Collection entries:
------------------------------

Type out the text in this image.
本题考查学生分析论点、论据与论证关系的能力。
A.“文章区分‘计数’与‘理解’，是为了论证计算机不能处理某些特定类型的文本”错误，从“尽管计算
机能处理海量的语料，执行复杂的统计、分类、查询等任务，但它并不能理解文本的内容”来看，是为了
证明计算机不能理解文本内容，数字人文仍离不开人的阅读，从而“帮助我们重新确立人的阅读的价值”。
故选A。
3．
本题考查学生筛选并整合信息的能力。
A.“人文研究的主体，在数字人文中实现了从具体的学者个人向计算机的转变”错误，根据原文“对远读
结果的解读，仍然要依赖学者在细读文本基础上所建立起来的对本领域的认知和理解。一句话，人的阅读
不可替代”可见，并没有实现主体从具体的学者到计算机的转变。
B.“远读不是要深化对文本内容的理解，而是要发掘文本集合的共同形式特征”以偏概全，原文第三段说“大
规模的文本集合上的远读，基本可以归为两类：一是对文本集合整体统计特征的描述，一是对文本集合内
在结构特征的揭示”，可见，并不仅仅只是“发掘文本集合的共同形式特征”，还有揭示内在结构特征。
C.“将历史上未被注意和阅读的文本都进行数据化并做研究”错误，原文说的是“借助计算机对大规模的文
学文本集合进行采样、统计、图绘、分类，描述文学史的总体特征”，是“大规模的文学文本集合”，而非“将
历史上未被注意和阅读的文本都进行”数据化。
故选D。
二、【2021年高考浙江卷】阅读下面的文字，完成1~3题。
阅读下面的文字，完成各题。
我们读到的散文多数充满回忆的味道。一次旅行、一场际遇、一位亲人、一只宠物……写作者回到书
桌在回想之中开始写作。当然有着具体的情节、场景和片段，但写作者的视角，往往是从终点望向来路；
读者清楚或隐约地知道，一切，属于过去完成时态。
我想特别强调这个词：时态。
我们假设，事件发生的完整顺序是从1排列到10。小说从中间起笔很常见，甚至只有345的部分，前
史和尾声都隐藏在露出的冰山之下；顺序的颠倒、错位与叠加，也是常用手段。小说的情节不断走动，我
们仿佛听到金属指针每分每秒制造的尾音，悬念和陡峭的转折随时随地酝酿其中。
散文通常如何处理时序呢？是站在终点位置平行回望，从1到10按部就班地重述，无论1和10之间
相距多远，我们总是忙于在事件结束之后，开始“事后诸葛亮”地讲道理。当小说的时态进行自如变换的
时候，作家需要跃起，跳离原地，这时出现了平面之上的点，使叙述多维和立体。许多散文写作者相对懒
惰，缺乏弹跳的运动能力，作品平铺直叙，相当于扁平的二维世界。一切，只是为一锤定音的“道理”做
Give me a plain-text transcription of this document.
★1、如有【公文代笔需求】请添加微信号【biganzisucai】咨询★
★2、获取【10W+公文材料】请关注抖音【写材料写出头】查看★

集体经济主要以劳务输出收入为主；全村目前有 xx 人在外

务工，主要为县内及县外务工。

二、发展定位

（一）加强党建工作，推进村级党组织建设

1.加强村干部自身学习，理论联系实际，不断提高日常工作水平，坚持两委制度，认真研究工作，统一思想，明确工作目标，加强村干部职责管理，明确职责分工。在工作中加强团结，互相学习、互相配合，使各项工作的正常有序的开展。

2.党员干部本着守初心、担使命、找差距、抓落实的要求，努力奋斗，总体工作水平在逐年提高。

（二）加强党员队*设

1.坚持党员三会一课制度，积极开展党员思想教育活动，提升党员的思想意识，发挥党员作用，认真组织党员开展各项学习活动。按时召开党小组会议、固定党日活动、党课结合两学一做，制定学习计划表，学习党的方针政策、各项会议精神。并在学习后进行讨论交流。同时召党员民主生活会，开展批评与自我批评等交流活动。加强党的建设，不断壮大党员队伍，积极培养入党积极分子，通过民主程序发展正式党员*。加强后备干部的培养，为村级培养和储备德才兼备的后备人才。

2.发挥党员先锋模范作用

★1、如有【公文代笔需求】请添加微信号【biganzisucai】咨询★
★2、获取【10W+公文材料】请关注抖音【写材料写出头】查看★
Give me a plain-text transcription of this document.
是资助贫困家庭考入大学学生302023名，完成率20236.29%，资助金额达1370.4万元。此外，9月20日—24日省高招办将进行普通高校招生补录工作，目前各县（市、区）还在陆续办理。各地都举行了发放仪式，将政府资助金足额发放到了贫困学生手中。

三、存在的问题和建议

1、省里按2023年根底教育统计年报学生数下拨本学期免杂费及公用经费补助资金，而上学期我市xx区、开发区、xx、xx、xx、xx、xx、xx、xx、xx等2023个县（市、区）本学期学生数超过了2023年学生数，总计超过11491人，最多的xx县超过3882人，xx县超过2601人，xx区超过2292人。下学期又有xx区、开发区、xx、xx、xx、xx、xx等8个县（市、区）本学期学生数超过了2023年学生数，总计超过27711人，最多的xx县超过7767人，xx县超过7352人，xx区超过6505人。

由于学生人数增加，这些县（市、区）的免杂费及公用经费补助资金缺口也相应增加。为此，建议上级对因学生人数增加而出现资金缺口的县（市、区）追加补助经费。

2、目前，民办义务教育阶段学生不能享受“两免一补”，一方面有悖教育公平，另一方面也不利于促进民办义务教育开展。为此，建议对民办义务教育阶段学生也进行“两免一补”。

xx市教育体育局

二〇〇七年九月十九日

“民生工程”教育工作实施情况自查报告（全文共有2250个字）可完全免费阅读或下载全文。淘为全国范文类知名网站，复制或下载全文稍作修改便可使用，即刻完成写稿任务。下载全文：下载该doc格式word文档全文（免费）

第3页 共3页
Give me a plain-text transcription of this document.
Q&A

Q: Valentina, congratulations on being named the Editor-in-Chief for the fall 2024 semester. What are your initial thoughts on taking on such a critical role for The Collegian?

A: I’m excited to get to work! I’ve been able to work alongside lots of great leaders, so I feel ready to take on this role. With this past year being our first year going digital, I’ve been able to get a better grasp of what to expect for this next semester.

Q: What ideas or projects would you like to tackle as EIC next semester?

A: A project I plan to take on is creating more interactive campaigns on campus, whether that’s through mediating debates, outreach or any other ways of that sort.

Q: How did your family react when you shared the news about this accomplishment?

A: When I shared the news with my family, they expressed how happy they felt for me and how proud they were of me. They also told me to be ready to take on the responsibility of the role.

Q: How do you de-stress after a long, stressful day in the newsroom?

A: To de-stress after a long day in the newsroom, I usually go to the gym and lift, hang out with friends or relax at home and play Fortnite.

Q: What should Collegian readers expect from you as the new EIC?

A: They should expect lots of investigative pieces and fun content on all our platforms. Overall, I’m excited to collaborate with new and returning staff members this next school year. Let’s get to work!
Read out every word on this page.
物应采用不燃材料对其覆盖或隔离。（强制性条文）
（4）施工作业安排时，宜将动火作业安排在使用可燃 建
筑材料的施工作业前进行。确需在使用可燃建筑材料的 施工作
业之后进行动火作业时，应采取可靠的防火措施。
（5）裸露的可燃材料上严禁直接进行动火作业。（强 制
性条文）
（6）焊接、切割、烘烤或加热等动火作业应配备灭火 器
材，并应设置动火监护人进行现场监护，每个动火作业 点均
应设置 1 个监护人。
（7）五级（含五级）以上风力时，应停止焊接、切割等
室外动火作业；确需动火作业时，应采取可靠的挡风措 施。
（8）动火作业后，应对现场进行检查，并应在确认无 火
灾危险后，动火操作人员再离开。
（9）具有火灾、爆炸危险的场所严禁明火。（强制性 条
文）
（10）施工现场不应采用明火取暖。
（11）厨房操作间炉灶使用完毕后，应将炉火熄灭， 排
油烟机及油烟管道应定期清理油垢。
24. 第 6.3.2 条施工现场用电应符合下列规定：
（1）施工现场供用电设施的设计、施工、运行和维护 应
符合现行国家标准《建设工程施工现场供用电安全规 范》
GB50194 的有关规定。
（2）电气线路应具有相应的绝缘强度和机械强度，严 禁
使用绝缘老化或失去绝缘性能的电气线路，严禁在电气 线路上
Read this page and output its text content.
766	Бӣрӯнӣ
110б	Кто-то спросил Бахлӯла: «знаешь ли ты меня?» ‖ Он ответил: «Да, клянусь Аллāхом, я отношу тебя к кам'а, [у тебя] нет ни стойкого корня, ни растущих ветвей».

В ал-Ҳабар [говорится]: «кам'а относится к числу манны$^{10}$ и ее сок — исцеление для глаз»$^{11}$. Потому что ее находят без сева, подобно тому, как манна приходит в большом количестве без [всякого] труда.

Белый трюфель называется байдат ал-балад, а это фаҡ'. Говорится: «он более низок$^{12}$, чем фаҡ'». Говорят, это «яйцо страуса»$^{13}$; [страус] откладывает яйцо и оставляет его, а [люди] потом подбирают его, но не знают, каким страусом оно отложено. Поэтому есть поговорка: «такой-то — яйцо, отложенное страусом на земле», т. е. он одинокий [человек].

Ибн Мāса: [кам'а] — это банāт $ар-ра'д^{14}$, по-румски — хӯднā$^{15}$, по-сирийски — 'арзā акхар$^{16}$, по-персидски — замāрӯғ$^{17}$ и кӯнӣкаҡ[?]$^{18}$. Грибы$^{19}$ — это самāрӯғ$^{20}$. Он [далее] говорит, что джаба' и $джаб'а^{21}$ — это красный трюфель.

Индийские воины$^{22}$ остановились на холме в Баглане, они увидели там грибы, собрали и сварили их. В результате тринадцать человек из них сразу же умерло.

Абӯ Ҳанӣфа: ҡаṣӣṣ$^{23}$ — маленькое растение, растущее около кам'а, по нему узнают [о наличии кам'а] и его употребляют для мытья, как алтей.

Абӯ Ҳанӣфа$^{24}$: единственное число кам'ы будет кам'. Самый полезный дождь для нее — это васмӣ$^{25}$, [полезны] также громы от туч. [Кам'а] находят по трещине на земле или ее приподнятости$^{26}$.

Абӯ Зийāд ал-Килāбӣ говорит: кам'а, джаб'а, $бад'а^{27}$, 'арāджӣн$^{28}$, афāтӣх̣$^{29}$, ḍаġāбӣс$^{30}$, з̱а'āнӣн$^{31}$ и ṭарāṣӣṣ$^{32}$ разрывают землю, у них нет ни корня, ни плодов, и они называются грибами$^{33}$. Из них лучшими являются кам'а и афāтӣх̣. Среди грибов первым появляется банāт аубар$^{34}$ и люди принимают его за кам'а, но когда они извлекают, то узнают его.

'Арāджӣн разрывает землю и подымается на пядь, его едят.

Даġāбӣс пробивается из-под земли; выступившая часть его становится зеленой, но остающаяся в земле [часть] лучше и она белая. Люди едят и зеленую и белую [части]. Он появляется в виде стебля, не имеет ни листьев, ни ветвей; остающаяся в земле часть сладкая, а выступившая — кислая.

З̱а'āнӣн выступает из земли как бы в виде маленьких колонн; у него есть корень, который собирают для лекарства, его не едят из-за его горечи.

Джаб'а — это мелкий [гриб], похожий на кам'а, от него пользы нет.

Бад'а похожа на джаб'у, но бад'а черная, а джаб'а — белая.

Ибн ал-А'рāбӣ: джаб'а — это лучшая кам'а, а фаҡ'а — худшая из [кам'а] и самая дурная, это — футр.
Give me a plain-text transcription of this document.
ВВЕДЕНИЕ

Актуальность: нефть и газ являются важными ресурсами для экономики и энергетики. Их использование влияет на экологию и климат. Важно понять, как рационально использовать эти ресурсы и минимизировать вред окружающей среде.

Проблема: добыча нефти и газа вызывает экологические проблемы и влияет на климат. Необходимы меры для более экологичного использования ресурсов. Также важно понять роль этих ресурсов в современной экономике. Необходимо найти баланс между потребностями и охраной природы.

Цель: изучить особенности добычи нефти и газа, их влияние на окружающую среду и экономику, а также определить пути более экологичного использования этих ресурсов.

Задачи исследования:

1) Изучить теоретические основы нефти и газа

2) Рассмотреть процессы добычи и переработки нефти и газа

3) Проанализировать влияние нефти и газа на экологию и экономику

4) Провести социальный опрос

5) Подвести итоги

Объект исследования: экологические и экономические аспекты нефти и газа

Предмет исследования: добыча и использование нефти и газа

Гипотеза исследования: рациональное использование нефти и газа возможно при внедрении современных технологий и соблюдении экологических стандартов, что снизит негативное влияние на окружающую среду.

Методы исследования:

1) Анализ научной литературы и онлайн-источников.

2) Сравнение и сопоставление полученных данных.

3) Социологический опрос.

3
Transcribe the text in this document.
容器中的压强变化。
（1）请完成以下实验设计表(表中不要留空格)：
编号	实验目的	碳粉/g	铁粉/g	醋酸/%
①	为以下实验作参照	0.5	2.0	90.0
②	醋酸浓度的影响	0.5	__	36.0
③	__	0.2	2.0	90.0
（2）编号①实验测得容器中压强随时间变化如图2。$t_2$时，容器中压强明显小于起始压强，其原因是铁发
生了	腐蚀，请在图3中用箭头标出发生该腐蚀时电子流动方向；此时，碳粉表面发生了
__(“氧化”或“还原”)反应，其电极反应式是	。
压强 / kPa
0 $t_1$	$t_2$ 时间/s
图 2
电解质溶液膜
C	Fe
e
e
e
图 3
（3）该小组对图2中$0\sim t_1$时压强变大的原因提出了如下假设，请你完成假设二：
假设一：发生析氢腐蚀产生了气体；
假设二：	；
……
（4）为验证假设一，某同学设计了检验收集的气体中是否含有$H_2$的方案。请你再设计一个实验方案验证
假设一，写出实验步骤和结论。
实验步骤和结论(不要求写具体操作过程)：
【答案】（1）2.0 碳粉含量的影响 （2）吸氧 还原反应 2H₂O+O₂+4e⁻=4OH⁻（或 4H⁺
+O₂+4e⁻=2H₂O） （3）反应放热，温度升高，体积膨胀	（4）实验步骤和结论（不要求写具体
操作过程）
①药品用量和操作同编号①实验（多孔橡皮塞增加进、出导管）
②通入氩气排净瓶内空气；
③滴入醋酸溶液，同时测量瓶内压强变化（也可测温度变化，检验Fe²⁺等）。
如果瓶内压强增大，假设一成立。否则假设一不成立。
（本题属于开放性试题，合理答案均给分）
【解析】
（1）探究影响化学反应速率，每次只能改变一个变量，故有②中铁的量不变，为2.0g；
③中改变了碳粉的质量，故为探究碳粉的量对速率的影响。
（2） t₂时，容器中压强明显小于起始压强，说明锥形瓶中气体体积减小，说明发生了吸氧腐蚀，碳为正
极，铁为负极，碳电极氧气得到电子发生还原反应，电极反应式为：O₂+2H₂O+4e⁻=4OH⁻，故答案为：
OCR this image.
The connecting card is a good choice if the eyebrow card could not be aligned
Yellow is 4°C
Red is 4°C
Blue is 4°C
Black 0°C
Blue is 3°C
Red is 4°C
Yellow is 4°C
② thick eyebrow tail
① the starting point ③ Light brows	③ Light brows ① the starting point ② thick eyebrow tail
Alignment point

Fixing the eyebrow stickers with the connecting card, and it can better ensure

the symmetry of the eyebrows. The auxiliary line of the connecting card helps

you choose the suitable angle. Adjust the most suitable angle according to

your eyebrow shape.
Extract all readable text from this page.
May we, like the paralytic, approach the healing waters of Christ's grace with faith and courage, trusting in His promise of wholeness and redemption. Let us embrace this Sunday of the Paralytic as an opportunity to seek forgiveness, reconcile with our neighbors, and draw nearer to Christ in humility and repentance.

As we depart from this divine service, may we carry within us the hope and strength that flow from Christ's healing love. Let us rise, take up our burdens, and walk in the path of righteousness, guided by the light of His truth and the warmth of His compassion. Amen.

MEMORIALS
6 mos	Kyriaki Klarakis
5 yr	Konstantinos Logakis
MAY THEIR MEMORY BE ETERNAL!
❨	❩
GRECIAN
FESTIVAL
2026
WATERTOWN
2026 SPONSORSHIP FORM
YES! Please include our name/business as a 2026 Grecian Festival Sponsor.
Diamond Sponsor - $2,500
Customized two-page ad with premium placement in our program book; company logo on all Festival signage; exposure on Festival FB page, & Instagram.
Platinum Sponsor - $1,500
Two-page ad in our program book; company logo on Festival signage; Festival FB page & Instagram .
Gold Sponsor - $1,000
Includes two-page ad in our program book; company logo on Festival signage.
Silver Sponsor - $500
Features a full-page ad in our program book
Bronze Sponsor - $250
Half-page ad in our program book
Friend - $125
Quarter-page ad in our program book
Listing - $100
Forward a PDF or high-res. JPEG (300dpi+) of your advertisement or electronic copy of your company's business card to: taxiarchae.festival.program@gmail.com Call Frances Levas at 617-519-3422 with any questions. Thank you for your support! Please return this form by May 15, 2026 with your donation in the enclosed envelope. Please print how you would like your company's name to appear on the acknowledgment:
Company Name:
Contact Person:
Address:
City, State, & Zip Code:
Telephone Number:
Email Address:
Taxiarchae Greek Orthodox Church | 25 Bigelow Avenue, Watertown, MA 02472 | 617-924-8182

------------------------------

● Work to do: Write out each line of the data that holds the string "более".

● Solution below:
Белый трюфель называется байдат ал-балад, а это фаҡ'. Говорится: «он более низок$^{12}$, чем фаҡ'». Говорят, это «яйцо страуса»$^{13}$; [страус] откладывает яйцо и оставляет его, а [люди] потом подбирают его, но не знают, каким страусом оно отложено. Поэтому есть поговорка: «такой-то — яйцо, отложенное страусом на земле», т. е. он одинокий [человек].
Проблема: добыча нефти и газа вызывает экологические проблемы и влияет на климат. Необходимы меры для более экологичного использования ресурсов. Также важно понять роль этих ресурсов в современной экономике. Необходимо найти баланс между потребностями и охраной природы.
Цель: изучить особенности добычи нефти и газа, их влияние на окружающую среду и экономику, а также определить пути более экологичного использования этих ресурсов.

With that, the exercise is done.